▸ **What you are asked to do**
Reproduce the full listing below unchanged, apart from the pictures.

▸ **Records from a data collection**
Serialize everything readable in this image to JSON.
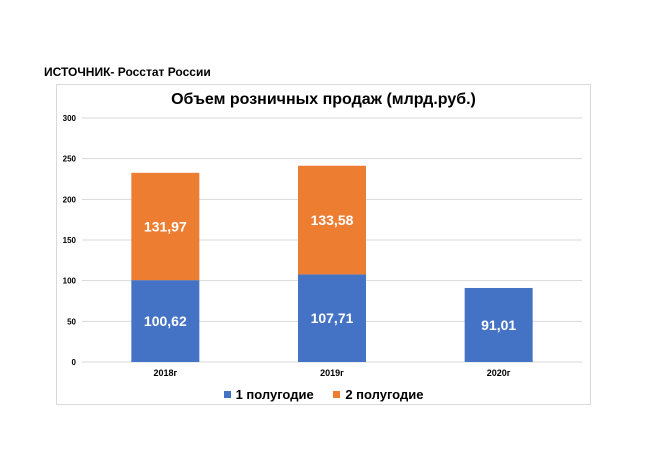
{
  "source": "ИСТОЧНИК- Росстат России",
  "colors": {
    "h1": "#4472c4",
    "h2": "#ed7d31",
    "grid": "#d9d9d9"
  },
  "chart_data": {
    "type": "bar",
    "stacked": true,
    "title": "Объем розничных продаж (млрд.руб.)",
    "categories": [
      "2018г",
      "2019г",
      "2020г"
    ],
    "series": [
      {
        "name": "1 полугодие",
        "values": [
          100.62,
          107.71,
          91.01
        ],
        "labels": [
          "100,62",
          "107,71",
          "91,01"
        ]
      },
      {
        "name": "2 полугодие",
        "values": [
          131.97,
          133.58,
          null
        ],
        "labels": [
          "131,97",
          "133,58",
          ""
        ]
      }
    ],
    "ylim": [
      0,
      300
    ],
    "yticks": [
      "0",
      "50",
      "100",
      "150",
      "200",
      "250",
      "300"
    ],
    "grid": true,
    "legend_position": "bottom"
  }
}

▸ **Result**
Serialize everything readable in this image to JSON.
{
  "source": "ИСТОЧНИК- Росстат России",
  "colors": {
    "h1": "#4472c4",
    "h2": "#ed7d31",
    "grid": "#d9d9d9"
  },
  "chart_data": {
    "type": "bar",
    "stacked": true,
    "title": "Объем розничных продаж (млрд.руб.)",
    "categories": [
      "2018г",
      "2019г",
      "2020г"
    ],
    "series": [
      {
        "name": "1 полугодие",
        "values": [
          100.62,
          107.71,
          91.01
        ],
        "labels": [
          "100,62",
          "107,71",
          "91,01"
        ]
      },
      {
        "name": "2 полугодие",
        "values": [
          131.97,
          133.58,
          null
        ],
        "labels": [
          "131,97",
          "133,58",
          ""
        ]
      }
    ],
    "ylim": [
      0,
      300
    ],
    "yticks": [
      "0",
      "50",
      "100",
      "150",
      "200",
      "250",
      "300"
    ],
    "grid": true,
    "legend_position": "bottom"
  }
}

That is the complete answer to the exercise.